● BRIEF
Copy the entries below exactly. Images do not belong in the copy.

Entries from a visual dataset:
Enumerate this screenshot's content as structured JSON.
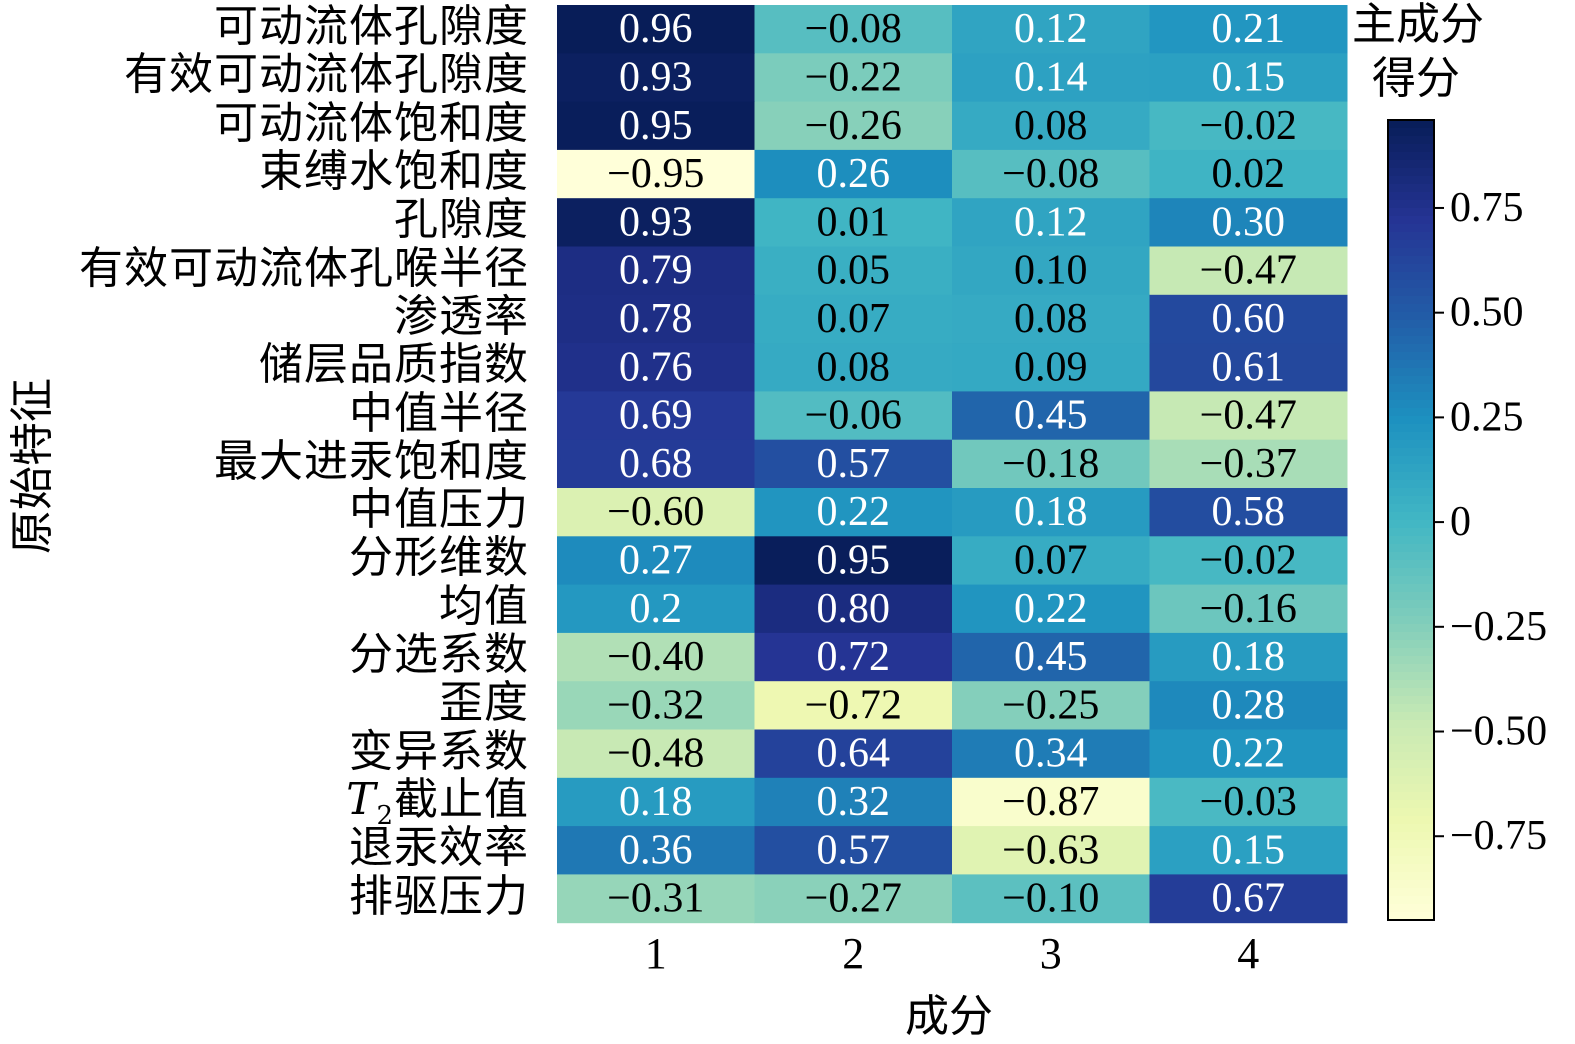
{
  "chart_data": {
    "type": "heatmap",
    "xlabel": "成分",
    "ylabel": "原始特征",
    "colorbar_label_lines": [
      "主成分",
      "得分"
    ],
    "colorbar_ticks": [
      "0.75",
      "0.50",
      "0.25",
      "0",
      "−0.25",
      "−0.50",
      "−0.75"
    ],
    "colorbar_tick_values": [
      0.75,
      0.5,
      0.25,
      0,
      -0.25,
      -0.5,
      -0.75
    ],
    "colorbar_range": [
      -0.95,
      0.96
    ],
    "colormap": "YlGnBu",
    "columns": [
      "1",
      "2",
      "3",
      "4"
    ],
    "rows": [
      {
        "label": "可动流体孔隙度",
        "values": [
          0.96,
          -0.08,
          0.12,
          0.21
        ],
        "text": [
          "0.96",
          "−0.08",
          "0.12",
          "0.21"
        ]
      },
      {
        "label": "有效可动流体孔隙度",
        "values": [
          0.93,
          -0.22,
          0.14,
          0.15
        ],
        "text": [
          "0.93",
          "−0.22",
          "0.14",
          "0.15"
        ]
      },
      {
        "label": "可动流体饱和度",
        "values": [
          0.95,
          -0.26,
          0.08,
          -0.02
        ],
        "text": [
          "0.95",
          "−0.26",
          "0.08",
          "−0.02"
        ]
      },
      {
        "label": "束缚水饱和度",
        "values": [
          -0.95,
          0.26,
          -0.08,
          0.02
        ],
        "text": [
          "−0.95",
          "0.26",
          "−0.08",
          "0.02"
        ]
      },
      {
        "label": "孔隙度",
        "values": [
          0.93,
          0.01,
          0.12,
          0.3
        ],
        "text": [
          "0.93",
          "0.01",
          "0.12",
          "0.30"
        ]
      },
      {
        "label": "有效可动流体孔喉半径",
        "values": [
          0.79,
          0.05,
          0.1,
          -0.47
        ],
        "text": [
          "0.79",
          "0.05",
          "0.10",
          "−0.47"
        ]
      },
      {
        "label": "渗透率",
        "values": [
          0.78,
          0.07,
          0.08,
          0.6
        ],
        "text": [
          "0.78",
          "0.07",
          "0.08",
          "0.60"
        ]
      },
      {
        "label": "储层品质指数",
        "values": [
          0.76,
          0.08,
          0.09,
          0.61
        ],
        "text": [
          "0.76",
          "0.08",
          "0.09",
          "0.61"
        ]
      },
      {
        "label": "中值半径",
        "values": [
          0.69,
          -0.06,
          0.45,
          -0.47
        ],
        "text": [
          "0.69",
          "−0.06",
          "0.45",
          "−0.47"
        ]
      },
      {
        "label": "最大进汞饱和度",
        "values": [
          0.68,
          0.57,
          -0.18,
          -0.37
        ],
        "text": [
          "0.68",
          "0.57",
          "−0.18",
          "−0.37"
        ]
      },
      {
        "label": "中值压力",
        "values": [
          -0.6,
          0.22,
          0.18,
          0.58
        ],
        "text": [
          "−0.60",
          "0.22",
          "0.18",
          "0.58"
        ]
      },
      {
        "label": "分形维数",
        "values": [
          0.27,
          0.95,
          0.07,
          -0.02
        ],
        "text": [
          "0.27",
          "0.95",
          "0.07",
          "−0.02"
        ]
      },
      {
        "label": "均值",
        "values": [
          0.2,
          0.8,
          0.22,
          -0.16
        ],
        "text": [
          "0.2",
          "0.80",
          "0.22",
          "−0.16"
        ]
      },
      {
        "label": "分选系数",
        "values": [
          -0.4,
          0.72,
          0.45,
          0.18
        ],
        "text": [
          "−0.40",
          "0.72",
          "0.45",
          "0.18"
        ]
      },
      {
        "label": "歪度",
        "values": [
          -0.32,
          -0.72,
          -0.25,
          0.28
        ],
        "text": [
          "−0.32",
          "−0.72",
          "−0.25",
          "0.28"
        ]
      },
      {
        "label": "变异系数",
        "values": [
          -0.48,
          0.64,
          0.34,
          0.22
        ],
        "text": [
          "−0.48",
          "0.64",
          "0.34",
          "0.22"
        ]
      },
      {
        "label": "截止值",
        "label_prefix_italic": "T",
        "label_prefix_sub": "2",
        "values": [
          0.18,
          0.32,
          -0.87,
          -0.03
        ],
        "text": [
          "0.18",
          "0.32",
          "−0.87",
          "−0.03"
        ]
      },
      {
        "label": "退汞效率",
        "values": [
          0.36,
          0.57,
          -0.63,
          0.15
        ],
        "text": [
          "0.36",
          "0.57",
          "−0.63",
          "0.15"
        ]
      },
      {
        "label": "排驱压力",
        "values": [
          -0.31,
          -0.27,
          -0.1,
          0.67
        ],
        "text": [
          "−0.31",
          "−0.27",
          "−0.10",
          "0.67"
        ]
      }
    ]
  }
}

● WRITTEN ANSWER
Enumerate this screenshot's content as structured JSON.
{
  "chart_data": {
    "type": "heatmap",
    "xlabel": "成分",
    "ylabel": "原始特征",
    "colorbar_label_lines": [
      "主成分",
      "得分"
    ],
    "colorbar_ticks": [
      "0.75",
      "0.50",
      "0.25",
      "0",
      "−0.25",
      "−0.50",
      "−0.75"
    ],
    "colorbar_tick_values": [
      0.75,
      0.5,
      0.25,
      0,
      -0.25,
      -0.5,
      -0.75
    ],
    "colorbar_range": [
      -0.95,
      0.96
    ],
    "colormap": "YlGnBu",
    "columns": [
      "1",
      "2",
      "3",
      "4"
    ],
    "rows": [
      {
        "label": "可动流体孔隙度",
        "values": [
          0.96,
          -0.08,
          0.12,
          0.21
        ],
        "text": [
          "0.96",
          "−0.08",
          "0.12",
          "0.21"
        ]
      },
      {
        "label": "有效可动流体孔隙度",
        "values": [
          0.93,
          -0.22,
          0.14,
          0.15
        ],
        "text": [
          "0.93",
          "−0.22",
          "0.14",
          "0.15"
        ]
      },
      {
        "label": "可动流体饱和度",
        "values": [
          0.95,
          -0.26,
          0.08,
          -0.02
        ],
        "text": [
          "0.95",
          "−0.26",
          "0.08",
          "−0.02"
        ]
      },
      {
        "label": "束缚水饱和度",
        "values": [
          -0.95,
          0.26,
          -0.08,
          0.02
        ],
        "text": [
          "−0.95",
          "0.26",
          "−0.08",
          "0.02"
        ]
      },
      {
        "label": "孔隙度",
        "values": [
          0.93,
          0.01,
          0.12,
          0.3
        ],
        "text": [
          "0.93",
          "0.01",
          "0.12",
          "0.30"
        ]
      },
      {
        "label": "有效可动流体孔喉半径",
        "values": [
          0.79,
          0.05,
          0.1,
          -0.47
        ],
        "text": [
          "0.79",
          "0.05",
          "0.10",
          "−0.47"
        ]
      },
      {
        "label": "渗透率",
        "values": [
          0.78,
          0.07,
          0.08,
          0.6
        ],
        "text": [
          "0.78",
          "0.07",
          "0.08",
          "0.60"
        ]
      },
      {
        "label": "储层品质指数",
        "values": [
          0.76,
          0.08,
          0.09,
          0.61
        ],
        "text": [
          "0.76",
          "0.08",
          "0.09",
          "0.61"
        ]
      },
      {
        "label": "中值半径",
        "values": [
          0.69,
          -0.06,
          0.45,
          -0.47
        ],
        "text": [
          "0.69",
          "−0.06",
          "0.45",
          "−0.47"
        ]
      },
      {
        "label": "最大进汞饱和度",
        "values": [
          0.68,
          0.57,
          -0.18,
          -0.37
        ],
        "text": [
          "0.68",
          "0.57",
          "−0.18",
          "−0.37"
        ]
      },
      {
        "label": "中值压力",
        "values": [
          -0.6,
          0.22,
          0.18,
          0.58
        ],
        "text": [
          "−0.60",
          "0.22",
          "0.18",
          "0.58"
        ]
      },
      {
        "label": "分形维数",
        "values": [
          0.27,
          0.95,
          0.07,
          -0.02
        ],
        "text": [
          "0.27",
          "0.95",
          "0.07",
          "−0.02"
        ]
      },
      {
        "label": "均值",
        "values": [
          0.2,
          0.8,
          0.22,
          -0.16
        ],
        "text": [
          "0.2",
          "0.80",
          "0.22",
          "−0.16"
        ]
      },
      {
        "label": "分选系数",
        "values": [
          -0.4,
          0.72,
          0.45,
          0.18
        ],
        "text": [
          "−0.40",
          "0.72",
          "0.45",
          "0.18"
        ]
      },
      {
        "label": "歪度",
        "values": [
          -0.32,
          -0.72,
          -0.25,
          0.28
        ],
        "text": [
          "−0.32",
          "−0.72",
          "−0.25",
          "0.28"
        ]
      },
      {
        "label": "变异系数",
        "values": [
          -0.48,
          0.64,
          0.34,
          0.22
        ],
        "text": [
          "−0.48",
          "0.64",
          "0.34",
          "0.22"
        ]
      },
      {
        "label": "截止值",
        "label_prefix_italic": "T",
        "label_prefix_sub": "2",
        "values": [
          0.18,
          0.32,
          -0.87,
          -0.03
        ],
        "text": [
          "0.18",
          "0.32",
          "−0.87",
          "−0.03"
        ]
      },
      {
        "label": "退汞效率",
        "values": [
          0.36,
          0.57,
          -0.63,
          0.15
        ],
        "text": [
          "0.36",
          "0.57",
          "−0.63",
          "0.15"
        ]
      },
      {
        "label": "排驱压力",
        "values": [
          -0.31,
          -0.27,
          -0.1,
          0.67
        ],
        "text": [
          "−0.31",
          "−0.27",
          "−0.10",
          "0.67"
        ]
      }
    ]
  }
}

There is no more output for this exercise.